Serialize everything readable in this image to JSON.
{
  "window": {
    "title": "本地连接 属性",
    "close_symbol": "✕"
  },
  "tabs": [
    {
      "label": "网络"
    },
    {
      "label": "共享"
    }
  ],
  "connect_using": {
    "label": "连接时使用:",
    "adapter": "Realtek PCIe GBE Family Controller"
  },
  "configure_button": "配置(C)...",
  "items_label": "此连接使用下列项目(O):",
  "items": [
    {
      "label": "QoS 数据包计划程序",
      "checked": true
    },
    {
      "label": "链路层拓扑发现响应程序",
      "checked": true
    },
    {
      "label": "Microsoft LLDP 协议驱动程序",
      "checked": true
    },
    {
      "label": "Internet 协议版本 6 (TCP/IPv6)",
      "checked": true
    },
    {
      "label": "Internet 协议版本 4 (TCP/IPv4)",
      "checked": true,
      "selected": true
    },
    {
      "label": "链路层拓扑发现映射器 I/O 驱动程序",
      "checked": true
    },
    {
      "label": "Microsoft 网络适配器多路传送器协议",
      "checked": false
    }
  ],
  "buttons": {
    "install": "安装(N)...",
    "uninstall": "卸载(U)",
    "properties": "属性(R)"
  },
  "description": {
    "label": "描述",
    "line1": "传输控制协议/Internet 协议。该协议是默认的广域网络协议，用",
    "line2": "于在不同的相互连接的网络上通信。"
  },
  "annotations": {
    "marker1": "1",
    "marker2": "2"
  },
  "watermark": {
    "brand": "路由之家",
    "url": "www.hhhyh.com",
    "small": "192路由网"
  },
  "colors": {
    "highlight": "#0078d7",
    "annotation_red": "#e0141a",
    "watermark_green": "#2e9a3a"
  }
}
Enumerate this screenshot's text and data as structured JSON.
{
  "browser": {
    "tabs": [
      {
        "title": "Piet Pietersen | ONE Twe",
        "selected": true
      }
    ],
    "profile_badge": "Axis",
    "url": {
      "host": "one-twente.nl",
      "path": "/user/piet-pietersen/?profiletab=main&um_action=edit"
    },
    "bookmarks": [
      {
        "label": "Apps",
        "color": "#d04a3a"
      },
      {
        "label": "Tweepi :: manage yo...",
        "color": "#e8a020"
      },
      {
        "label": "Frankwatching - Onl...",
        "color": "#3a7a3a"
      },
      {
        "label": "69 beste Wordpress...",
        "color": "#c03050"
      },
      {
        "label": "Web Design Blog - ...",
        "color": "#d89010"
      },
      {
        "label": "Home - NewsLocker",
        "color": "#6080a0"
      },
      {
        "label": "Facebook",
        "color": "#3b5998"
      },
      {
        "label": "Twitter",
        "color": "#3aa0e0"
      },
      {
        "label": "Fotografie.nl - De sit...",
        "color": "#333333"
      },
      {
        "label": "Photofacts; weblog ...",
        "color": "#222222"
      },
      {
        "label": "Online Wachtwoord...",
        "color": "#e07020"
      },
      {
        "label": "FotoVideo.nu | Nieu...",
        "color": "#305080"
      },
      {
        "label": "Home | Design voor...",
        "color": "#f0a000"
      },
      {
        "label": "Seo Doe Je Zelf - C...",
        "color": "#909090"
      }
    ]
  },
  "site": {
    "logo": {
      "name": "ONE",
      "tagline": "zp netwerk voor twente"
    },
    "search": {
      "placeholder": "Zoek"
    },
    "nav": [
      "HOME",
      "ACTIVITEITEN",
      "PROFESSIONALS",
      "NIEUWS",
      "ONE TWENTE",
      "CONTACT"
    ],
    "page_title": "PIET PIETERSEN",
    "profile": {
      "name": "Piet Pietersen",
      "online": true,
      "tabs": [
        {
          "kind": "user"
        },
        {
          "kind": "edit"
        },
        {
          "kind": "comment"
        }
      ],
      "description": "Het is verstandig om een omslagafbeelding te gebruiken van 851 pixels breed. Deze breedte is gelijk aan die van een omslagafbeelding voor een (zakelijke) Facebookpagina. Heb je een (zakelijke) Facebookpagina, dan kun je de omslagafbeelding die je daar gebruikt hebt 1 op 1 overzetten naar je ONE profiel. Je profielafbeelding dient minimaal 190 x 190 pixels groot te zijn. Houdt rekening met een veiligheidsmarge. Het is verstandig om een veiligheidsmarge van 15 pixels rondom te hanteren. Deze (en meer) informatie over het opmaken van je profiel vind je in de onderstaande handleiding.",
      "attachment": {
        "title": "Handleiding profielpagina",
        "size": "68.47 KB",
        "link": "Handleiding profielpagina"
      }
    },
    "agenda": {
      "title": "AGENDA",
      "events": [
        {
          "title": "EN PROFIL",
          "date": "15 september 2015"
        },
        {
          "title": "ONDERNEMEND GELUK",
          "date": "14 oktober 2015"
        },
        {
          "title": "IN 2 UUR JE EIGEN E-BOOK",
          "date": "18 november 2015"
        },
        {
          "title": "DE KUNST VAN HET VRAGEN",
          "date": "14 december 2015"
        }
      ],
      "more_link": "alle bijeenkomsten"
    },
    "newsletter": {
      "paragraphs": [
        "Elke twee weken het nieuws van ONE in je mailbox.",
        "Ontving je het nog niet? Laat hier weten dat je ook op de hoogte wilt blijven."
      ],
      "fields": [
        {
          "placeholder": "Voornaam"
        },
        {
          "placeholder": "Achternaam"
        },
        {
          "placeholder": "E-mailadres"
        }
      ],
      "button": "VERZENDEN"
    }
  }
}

***

* _Short exercise_
All of the entries need to be reproduced exactly; please write them out.

* _Final answer_
Serialize everything readable in this image to JSON.
{
  "window": {
    "title": "本地连接 属性",
    "close_symbol": "✕"
  },
  "tabs": [
    {
      "label": "网络"
    },
    {
      "label": "共享"
    }
  ],
  "connect_using": {
    "label": "连接时使用:",
    "adapter": "Realtek PCIe GBE Family Controller"
  },
  "configure_button": "配置(C)...",
  "items_label": "此连接使用下列项目(O):",
  "items": [
    {
      "label": "QoS 数据包计划程序",
      "checked": true
    },
    {
      "label": "链路层拓扑发现响应程序",
      "checked": true
    },
    {
      "label": "Microsoft LLDP 协议驱动程序",
      "checked": true
    },
    {
      "label": "Internet 协议版本 6 (TCP/IPv6)",
      "checked": true
    },
    {
      "label": "Internet 协议版本 4 (TCP/IPv4)",
      "checked": true,
      "selected": true
    },
    {
      "label": "链路层拓扑发现映射器 I/O 驱动程序",
      "checked": true
    },
    {
      "label": "Microsoft 网络适配器多路传送器协议",
      "checked": false
    }
  ],
  "buttons": {
    "install": "安装(N)...",
    "uninstall": "卸载(U)",
    "properties": "属性(R)"
  },
  "description": {
    "label": "描述",
    "line1": "传输控制协议/Internet 协议。该协议是默认的广域网络协议，用",
    "line2": "于在不同的相互连接的网络上通信。"
  },
  "annotations": {
    "marker1": "1",
    "marker2": "2"
  },
  "watermark": {
    "brand": "路由之家",
    "url": "www.hhhyh.com",
    "small": "192路由网"
  },
  "colors": {
    "highlight": "#0078d7",
    "annotation_red": "#e0141a",
    "watermark_green": "#2e9a3a"
  }
}
Enumerate this screenshot's text and data as structured JSON.
{
  "browser": {
    "tabs": [
      {
        "title": "Piet Pietersen | ONE Twe",
        "selected": true
      }
    ],
    "profile_badge": "Axis",
    "url": {
      "host": "one-twente.nl",
      "path": "/user/piet-pietersen/?profiletab=main&um_action=edit"
    },
    "bookmarks": [
      {
        "label": "Apps",
        "color": "#d04a3a"
      },
      {
        "label": "Tweepi :: manage yo...",
        "color": "#e8a020"
      },
      {
        "label": "Frankwatching - Onl...",
        "color": "#3a7a3a"
      },
      {
        "label": "69 beste Wordpress...",
        "color": "#c03050"
      },
      {
        "label": "Web Design Blog - ...",
        "color": "#d89010"
      },
      {
        "label": "Home - NewsLocker",
        "color": "#6080a0"
      },
      {
        "label": "Facebook",
        "color": "#3b5998"
      },
      {
        "label": "Twitter",
        "color": "#3aa0e0"
      },
      {
        "label": "Fotografie.nl - De sit...",
        "color": "#333333"
      },
      {
        "label": "Photofacts; weblog ...",
        "color": "#222222"
      },
      {
        "label": "Online Wachtwoord...",
        "color": "#e07020"
      },
      {
        "label": "FotoVideo.nu | Nieu...",
        "color": "#305080"
      },
      {
        "label": "Home | Design voor...",
        "color": "#f0a000"
      },
      {
        "label": "Seo Doe Je Zelf - C...",
        "color": "#909090"
      }
    ]
  },
  "site": {
    "logo": {
      "name": "ONE",
      "tagline": "zp netwerk voor twente"
    },
    "search": {
      "placeholder": "Zoek"
    },
    "nav": [
      "HOME",
      "ACTIVITEITEN",
      "PROFESSIONALS",
      "NIEUWS",
      "ONE TWENTE",
      "CONTACT"
    ],
    "page_title": "PIET PIETERSEN",
    "profile": {
      "name": "Piet Pietersen",
      "online": true,
      "tabs": [
        {
          "kind": "user"
        },
        {
          "kind": "edit"
        },
        {
          "kind": "comment"
        }
      ],
      "description": "Het is verstandig om een omslagafbeelding te gebruiken van 851 pixels breed. Deze breedte is gelijk aan die van een omslagafbeelding voor een (zakelijke) Facebookpagina. Heb je een (zakelijke) Facebookpagina, dan kun je de omslagafbeelding die je daar gebruikt hebt 1 op 1 overzetten naar je ONE profiel. Je profielafbeelding dient minimaal 190 x 190 pixels groot te zijn. Houdt rekening met een veiligheidsmarge. Het is verstandig om een veiligheidsmarge van 15 pixels rondom te hanteren. Deze (en meer) informatie over het opmaken van je profiel vind je in de onderstaande handleiding.",
      "attachment": {
        "title": "Handleiding profielpagina",
        "size": "68.47 KB",
        "link": "Handleiding profielpagina"
      }
    },
    "agenda": {
      "title": "AGENDA",
      "events": [
        {
          "title": "EN PROFIL",
          "date": "15 september 2015"
        },
        {
          "title": "ONDERNEMEND GELUK",
          "date": "14 oktober 2015"
        },
        {
          "title": "IN 2 UUR JE EIGEN E-BOOK",
          "date": "18 november 2015"
        },
        {
          "title": "DE KUNST VAN HET VRAGEN",
          "date": "14 december 2015"
        }
      ],
      "more_link": "alle bijeenkomsten"
    },
    "newsletter": {
      "paragraphs": [
        "Elke twee weken het nieuws van ONE in je mailbox.",
        "Ontving je het nog niet? Laat hier weten dat je ook op de hoogte wilt blijven."
      ],
      "fields": [
        {
          "placeholder": "Voornaam"
        },
        {
          "placeholder": "Achternaam"
        },
        {
          "placeholder": "E-mailadres"
        }
      ],
      "button": "VERZENDEN"
    }
  }
}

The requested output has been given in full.